=== Dataset excerpts ===

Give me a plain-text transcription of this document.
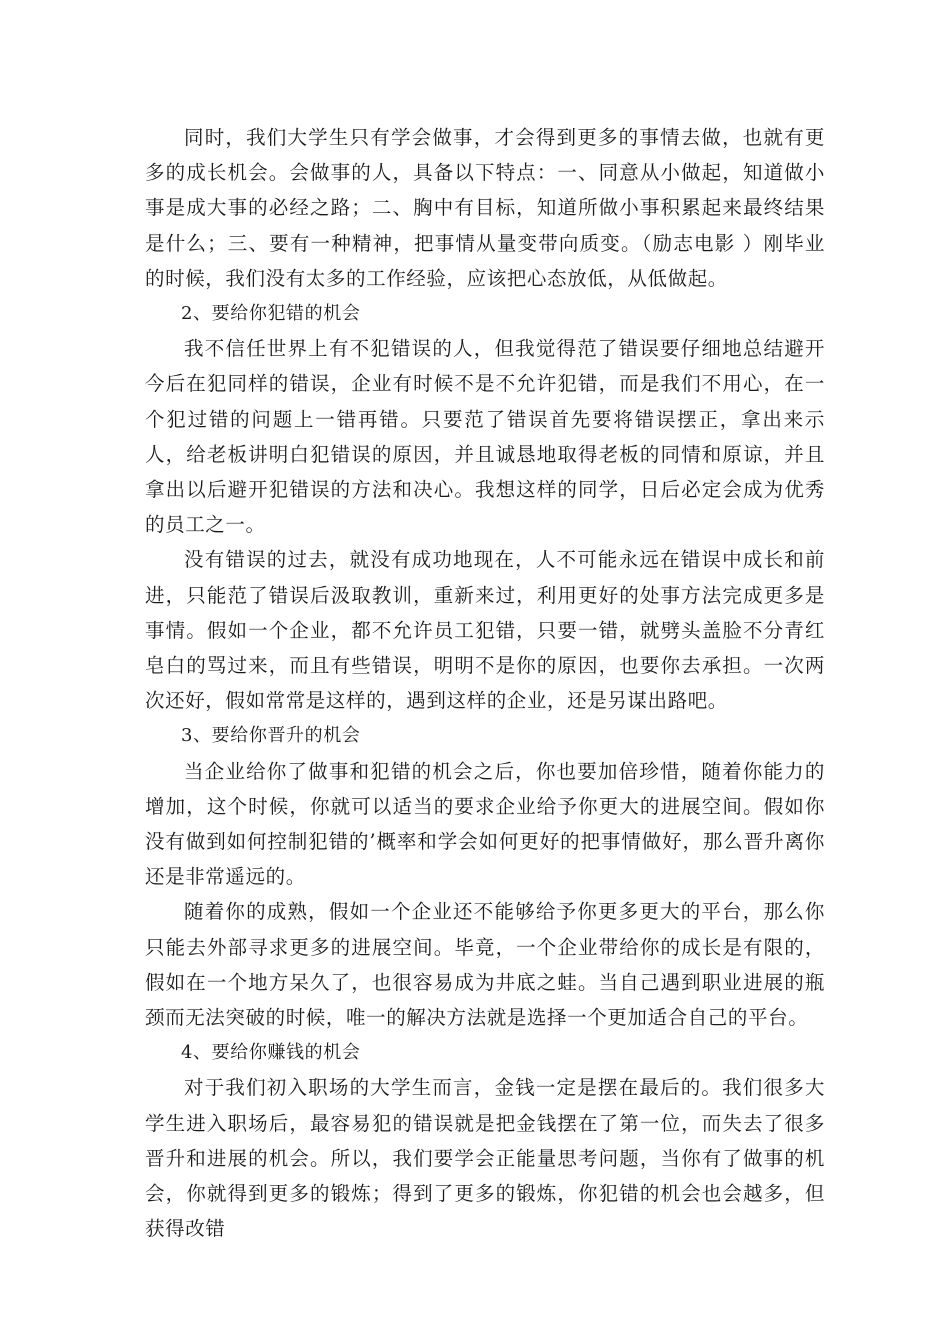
同时，我们大学生只有学会做事，才会得到更多的事情去做，也就有更多的成长机会。会做事的人，具备以下特点：一、同意从小做起，知道做小事是成大事的必经之路；二、胸中有目标，知道所做小事积累起来最终结果是什么；三、要有一种精神，把事情从量变带向质变。（励志电影 ）刚毕业的时候，我们没有太多的工作经验，应该把心态放低，从低做起。

2、要给你犯错的机会

我不信任世界上有不犯错误的人，但我觉得范了错误要仔细地总结避开今后在犯同样的错误，企业有时候不是不允许犯错，而是我们不用心，在一个犯过错的问题上一错再错。只要范了错误首先要将错误摆正，拿出来示人，给老板讲明白犯错误的原因，并且诚恳地取得老板的同情和原谅，并且拿出以后避开犯错误的方法和决心。我想这样的同学，日后必定会成为优秀的员工之一。

没有错误的过去，就没有成功地现在，人不可能永远在错误中成长和前进，只能范了错误后汲取教训，重新来过，利用更好的处事方法完成更多是事情。假如一个企业，都不允许员工犯错，只要一错，就劈头盖脸不分青红皂白的骂过来，而且有些错误，明明不是你的原因，也要你去承担。一次两次还好，假如常常是这样的，遇到这样的企业，还是另谋出路吧。

3、要给你晋升的机会

当企业给你了做事和犯错的机会之后，你也要加倍珍惜，随着你能力的增加，这个时候，你就可以适当的要求企业给予你更大的进展空间。假如你没有做到如何控制犯错的’概率和学会如何更好的把事情做好，那么晋升离你还是非常遥远的。

随着你的成熟，假如一个企业还不能够给予你更多更大的平台，那么你只能去外部寻求更多的进展空间。毕竟，一个企业带给你的成长是有限的，假如在一个地方呆久了，也很容易成为井底之蛙。当自己遇到职业进展的瓶颈而无法突破的时候，唯一的解决方法就是选择一个更加适合自己的平台。

4、要给你赚钱的机会

对于我们初入职场的大学生而言，金钱一定是摆在最后的。我们很多大学生进入职场后，最容易犯的错误就是把金钱摆在了第一位，而失去了很多晋升和进展的机会。所以，我们要学会正能量思考问题，当你有了做事的机会，你就得到更多的锻炼；得到了更多的锻炼，你犯错的机会也会越多，但获得改错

===

- Exercise requirements: Repeat each record exactly as shown above, dropping all images.

- The reply:
Give me a plain-text transcription of this document.
同时，我们大学生只有学会做事，才会得到更多的事情去做，也就有更多的成长机会。会做事的人，具备以下特点：一、同意从小做起，知道做小事是成大事的必经之路；二、胸中有目标，知道所做小事积累起来最终结果是什么；三、要有一种精神，把事情从量变带向质变。（励志电影 ）刚毕业的时候，我们没有太多的工作经验，应该把心态放低，从低做起。

2、要给你犯错的机会

我不信任世界上有不犯错误的人，但我觉得范了错误要仔细地总结避开今后在犯同样的错误，企业有时候不是不允许犯错，而是我们不用心，在一个犯过错的问题上一错再错。只要范了错误首先要将错误摆正，拿出来示人，给老板讲明白犯错误的原因，并且诚恳地取得老板的同情和原谅，并且拿出以后避开犯错误的方法和决心。我想这样的同学，日后必定会成为优秀的员工之一。

没有错误的过去，就没有成功地现在，人不可能永远在错误中成长和前进，只能范了错误后汲取教训，重新来过，利用更好的处事方法完成更多是事情。假如一个企业，都不允许员工犯错，只要一错，就劈头盖脸不分青红皂白的骂过来，而且有些错误，明明不是你的原因，也要你去承担。一次两次还好，假如常常是这样的，遇到这样的企业，还是另谋出路吧。

3、要给你晋升的机会

当企业给你了做事和犯错的机会之后，你也要加倍珍惜，随着你能力的增加，这个时候，你就可以适当的要求企业给予你更大的进展空间。假如你没有做到如何控制犯错的’概率和学会如何更好的把事情做好，那么晋升离你还是非常遥远的。

随着你的成熟，假如一个企业还不能够给予你更多更大的平台，那么你只能去外部寻求更多的进展空间。毕竟，一个企业带给你的成长是有限的，假如在一个地方呆久了，也很容易成为井底之蛙。当自己遇到职业进展的瓶颈而无法突破的时候，唯一的解决方法就是选择一个更加适合自己的平台。

4、要给你赚钱的机会

对于我们初入职场的大学生而言，金钱一定是摆在最后的。我们很多大学生进入职场后，最容易犯的错误就是把金钱摆在了第一位，而失去了很多晋升和进展的机会。所以，我们要学会正能量思考问题，当你有了做事的机会，你就得到更多的锻炼；得到了更多的锻炼，你犯错的机会也会越多，但获得改错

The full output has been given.